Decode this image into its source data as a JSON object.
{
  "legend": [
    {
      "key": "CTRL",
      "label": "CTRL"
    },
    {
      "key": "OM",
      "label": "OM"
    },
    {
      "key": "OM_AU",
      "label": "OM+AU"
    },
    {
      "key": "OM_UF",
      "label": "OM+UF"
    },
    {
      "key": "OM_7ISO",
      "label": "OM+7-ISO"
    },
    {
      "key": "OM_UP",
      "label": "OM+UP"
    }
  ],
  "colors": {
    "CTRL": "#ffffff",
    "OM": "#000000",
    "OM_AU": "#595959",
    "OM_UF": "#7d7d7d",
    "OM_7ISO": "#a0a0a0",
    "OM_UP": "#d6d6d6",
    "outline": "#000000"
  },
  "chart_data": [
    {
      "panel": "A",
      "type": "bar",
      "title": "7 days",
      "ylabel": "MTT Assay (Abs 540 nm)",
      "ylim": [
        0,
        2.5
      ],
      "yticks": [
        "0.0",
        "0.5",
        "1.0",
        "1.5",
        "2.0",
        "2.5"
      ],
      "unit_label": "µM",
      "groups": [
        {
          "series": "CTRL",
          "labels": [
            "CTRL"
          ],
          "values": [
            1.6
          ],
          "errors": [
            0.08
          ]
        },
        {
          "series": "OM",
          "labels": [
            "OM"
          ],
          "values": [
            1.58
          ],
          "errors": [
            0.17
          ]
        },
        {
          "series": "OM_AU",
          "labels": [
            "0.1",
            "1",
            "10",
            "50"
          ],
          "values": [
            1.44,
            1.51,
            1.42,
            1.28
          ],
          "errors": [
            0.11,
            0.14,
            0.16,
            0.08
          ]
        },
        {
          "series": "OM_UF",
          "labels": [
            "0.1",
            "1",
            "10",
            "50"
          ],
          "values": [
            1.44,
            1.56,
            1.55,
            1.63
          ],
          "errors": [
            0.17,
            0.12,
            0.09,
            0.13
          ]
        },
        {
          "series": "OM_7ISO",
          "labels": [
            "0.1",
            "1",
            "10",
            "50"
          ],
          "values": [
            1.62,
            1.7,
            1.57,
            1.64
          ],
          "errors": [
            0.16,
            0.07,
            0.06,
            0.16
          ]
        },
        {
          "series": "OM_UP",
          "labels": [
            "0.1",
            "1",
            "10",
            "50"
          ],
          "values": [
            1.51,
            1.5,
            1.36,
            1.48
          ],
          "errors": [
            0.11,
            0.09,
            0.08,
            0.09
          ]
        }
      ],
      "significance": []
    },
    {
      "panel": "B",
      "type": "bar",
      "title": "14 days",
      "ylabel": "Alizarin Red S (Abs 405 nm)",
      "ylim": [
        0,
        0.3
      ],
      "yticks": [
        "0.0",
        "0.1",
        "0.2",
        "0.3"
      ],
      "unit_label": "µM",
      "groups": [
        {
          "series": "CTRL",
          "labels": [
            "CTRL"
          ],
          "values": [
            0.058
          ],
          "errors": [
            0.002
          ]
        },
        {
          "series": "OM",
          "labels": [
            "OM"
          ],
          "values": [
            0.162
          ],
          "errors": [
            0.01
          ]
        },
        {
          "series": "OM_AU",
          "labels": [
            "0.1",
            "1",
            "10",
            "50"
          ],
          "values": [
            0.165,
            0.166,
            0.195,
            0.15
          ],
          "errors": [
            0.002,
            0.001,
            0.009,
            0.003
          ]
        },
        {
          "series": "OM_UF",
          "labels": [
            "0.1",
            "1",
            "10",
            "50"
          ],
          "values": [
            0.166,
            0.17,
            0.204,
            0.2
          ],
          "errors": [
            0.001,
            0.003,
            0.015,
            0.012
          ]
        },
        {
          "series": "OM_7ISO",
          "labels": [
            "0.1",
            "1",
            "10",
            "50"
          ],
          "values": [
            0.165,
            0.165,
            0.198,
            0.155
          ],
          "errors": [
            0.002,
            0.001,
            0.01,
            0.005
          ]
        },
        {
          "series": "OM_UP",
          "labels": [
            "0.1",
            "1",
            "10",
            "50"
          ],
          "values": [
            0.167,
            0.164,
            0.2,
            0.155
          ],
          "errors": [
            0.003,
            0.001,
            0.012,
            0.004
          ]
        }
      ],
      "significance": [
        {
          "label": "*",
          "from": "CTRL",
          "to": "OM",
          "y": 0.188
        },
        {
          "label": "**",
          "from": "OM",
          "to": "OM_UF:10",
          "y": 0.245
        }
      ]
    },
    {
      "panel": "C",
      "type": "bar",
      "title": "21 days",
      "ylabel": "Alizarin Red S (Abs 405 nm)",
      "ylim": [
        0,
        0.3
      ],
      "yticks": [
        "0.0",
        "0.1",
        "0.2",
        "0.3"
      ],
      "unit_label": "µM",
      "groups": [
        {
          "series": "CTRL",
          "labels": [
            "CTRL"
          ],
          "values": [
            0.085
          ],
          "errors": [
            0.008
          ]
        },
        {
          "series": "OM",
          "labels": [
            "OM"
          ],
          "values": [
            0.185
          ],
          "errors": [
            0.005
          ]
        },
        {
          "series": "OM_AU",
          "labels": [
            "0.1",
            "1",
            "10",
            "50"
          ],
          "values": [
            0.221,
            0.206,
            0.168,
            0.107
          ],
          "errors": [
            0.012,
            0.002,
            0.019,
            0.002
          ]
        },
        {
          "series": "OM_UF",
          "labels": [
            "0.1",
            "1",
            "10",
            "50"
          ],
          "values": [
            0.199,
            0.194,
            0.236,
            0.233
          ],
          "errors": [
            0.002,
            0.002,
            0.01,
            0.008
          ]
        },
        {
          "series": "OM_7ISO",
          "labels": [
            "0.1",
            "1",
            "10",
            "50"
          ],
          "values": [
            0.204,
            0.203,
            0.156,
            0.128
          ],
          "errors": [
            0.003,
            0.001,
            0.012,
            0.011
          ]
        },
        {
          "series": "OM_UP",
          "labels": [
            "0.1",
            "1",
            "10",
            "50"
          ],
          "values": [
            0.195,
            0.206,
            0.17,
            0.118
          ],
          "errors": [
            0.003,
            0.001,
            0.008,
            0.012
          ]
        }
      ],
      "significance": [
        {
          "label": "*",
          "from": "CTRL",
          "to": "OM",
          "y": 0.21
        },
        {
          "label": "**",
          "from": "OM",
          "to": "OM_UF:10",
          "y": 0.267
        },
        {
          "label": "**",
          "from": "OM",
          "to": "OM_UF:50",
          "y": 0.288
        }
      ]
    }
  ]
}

:::::

Copy every record exactly.

Decode this image into its source data as a JSON object.
{
  "legend": [
    {
      "key": "CTRL",
      "label": "CTRL"
    },
    {
      "key": "OM",
      "label": "OM"
    },
    {
      "key": "OM_AU",
      "label": "OM+AU"
    },
    {
      "key": "OM_UF",
      "label": "OM+UF"
    },
    {
      "key": "OM_7ISO",
      "label": "OM+7-ISO"
    },
    {
      "key": "OM_UP",
      "label": "OM+UP"
    }
  ],
  "colors": {
    "CTRL": "#ffffff",
    "OM": "#000000",
    "OM_AU": "#595959",
    "OM_UF": "#7d7d7d",
    "OM_7ISO": "#a0a0a0",
    "OM_UP": "#d6d6d6",
    "outline": "#000000"
  },
  "chart_data": [
    {
      "panel": "A",
      "type": "bar",
      "title": "7 days",
      "ylabel": "MTT Assay (Abs 540 nm)",
      "ylim": [
        0,
        2.5
      ],
      "yticks": [
        "0.0",
        "0.5",
        "1.0",
        "1.5",
        "2.0",
        "2.5"
      ],
      "unit_label": "µM",
      "groups": [
        {
          "series": "CTRL",
          "labels": [
            "CTRL"
          ],
          "values": [
            1.6
          ],
          "errors": [
            0.08
          ]
        },
        {
          "series": "OM",
          "labels": [
            "OM"
          ],
          "values": [
            1.58
          ],
          "errors": [
            0.17
          ]
        },
        {
          "series": "OM_AU",
          "labels": [
            "0.1",
            "1",
            "10",
            "50"
          ],
          "values": [
            1.44,
            1.51,
            1.42,
            1.28
          ],
          "errors": [
            0.11,
            0.14,
            0.16,
            0.08
          ]
        },
        {
          "series": "OM_UF",
          "labels": [
            "0.1",
            "1",
            "10",
            "50"
          ],
          "values": [
            1.44,
            1.56,
            1.55,
            1.63
          ],
          "errors": [
            0.17,
            0.12,
            0.09,
            0.13
          ]
        },
        {
          "series": "OM_7ISO",
          "labels": [
            "0.1",
            "1",
            "10",
            "50"
          ],
          "values": [
            1.62,
            1.7,
            1.57,
            1.64
          ],
          "errors": [
            0.16,
            0.07,
            0.06,
            0.16
          ]
        },
        {
          "series": "OM_UP",
          "labels": [
            "0.1",
            "1",
            "10",
            "50"
          ],
          "values": [
            1.51,
            1.5,
            1.36,
            1.48
          ],
          "errors": [
            0.11,
            0.09,
            0.08,
            0.09
          ]
        }
      ],
      "significance": []
    },
    {
      "panel": "B",
      "type": "bar",
      "title": "14 days",
      "ylabel": "Alizarin Red S (Abs 405 nm)",
      "ylim": [
        0,
        0.3
      ],
      "yticks": [
        "0.0",
        "0.1",
        "0.2",
        "0.3"
      ],
      "unit_label": "µM",
      "groups": [
        {
          "series": "CTRL",
          "labels": [
            "CTRL"
          ],
          "values": [
            0.058
          ],
          "errors": [
            0.002
          ]
        },
        {
          "series": "OM",
          "labels": [
            "OM"
          ],
          "values": [
            0.162
          ],
          "errors": [
            0.01
          ]
        },
        {
          "series": "OM_AU",
          "labels": [
            "0.1",
            "1",
            "10",
            "50"
          ],
          "values": [
            0.165,
            0.166,
            0.195,
            0.15
          ],
          "errors": [
            0.002,
            0.001,
            0.009,
            0.003
          ]
        },
        {
          "series": "OM_UF",
          "labels": [
            "0.1",
            "1",
            "10",
            "50"
          ],
          "values": [
            0.166,
            0.17,
            0.204,
            0.2
          ],
          "errors": [
            0.001,
            0.003,
            0.015,
            0.012
          ]
        },
        {
          "series": "OM_7ISO",
          "labels": [
            "0.1",
            "1",
            "10",
            "50"
          ],
          "values": [
            0.165,
            0.165,
            0.198,
            0.155
          ],
          "errors": [
            0.002,
            0.001,
            0.01,
            0.005
          ]
        },
        {
          "series": "OM_UP",
          "labels": [
            "0.1",
            "1",
            "10",
            "50"
          ],
          "values": [
            0.167,
            0.164,
            0.2,
            0.155
          ],
          "errors": [
            0.003,
            0.001,
            0.012,
            0.004
          ]
        }
      ],
      "significance": [
        {
          "label": "*",
          "from": "CTRL",
          "to": "OM",
          "y": 0.188
        },
        {
          "label": "**",
          "from": "OM",
          "to": "OM_UF:10",
          "y": 0.245
        }
      ]
    },
    {
      "panel": "C",
      "type": "bar",
      "title": "21 days",
      "ylabel": "Alizarin Red S (Abs 405 nm)",
      "ylim": [
        0,
        0.3
      ],
      "yticks": [
        "0.0",
        "0.1",
        "0.2",
        "0.3"
      ],
      "unit_label": "µM",
      "groups": [
        {
          "series": "CTRL",
          "labels": [
            "CTRL"
          ],
          "values": [
            0.085
          ],
          "errors": [
            0.008
          ]
        },
        {
          "series": "OM",
          "labels": [
            "OM"
          ],
          "values": [
            0.185
          ],
          "errors": [
            0.005
          ]
        },
        {
          "series": "OM_AU",
          "labels": [
            "0.1",
            "1",
            "10",
            "50"
          ],
          "values": [
            0.221,
            0.206,
            0.168,
            0.107
          ],
          "errors": [
            0.012,
            0.002,
            0.019,
            0.002
          ]
        },
        {
          "series": "OM_UF",
          "labels": [
            "0.1",
            "1",
            "10",
            "50"
          ],
          "values": [
            0.199,
            0.194,
            0.236,
            0.233
          ],
          "errors": [
            0.002,
            0.002,
            0.01,
            0.008
          ]
        },
        {
          "series": "OM_7ISO",
          "labels": [
            "0.1",
            "1",
            "10",
            "50"
          ],
          "values": [
            0.204,
            0.203,
            0.156,
            0.128
          ],
          "errors": [
            0.003,
            0.001,
            0.012,
            0.011
          ]
        },
        {
          "series": "OM_UP",
          "labels": [
            "0.1",
            "1",
            "10",
            "50"
          ],
          "values": [
            0.195,
            0.206,
            0.17,
            0.118
          ],
          "errors": [
            0.003,
            0.001,
            0.008,
            0.012
          ]
        }
      ],
      "significance": [
        {
          "label": "*",
          "from": "CTRL",
          "to": "OM",
          "y": 0.21
        },
        {
          "label": "**",
          "from": "OM",
          "to": "OM_UF:10",
          "y": 0.267
        },
        {
          "label": "**",
          "from": "OM",
          "to": "OM_UF:50",
          "y": 0.288
        }
      ]
    }
  ]
}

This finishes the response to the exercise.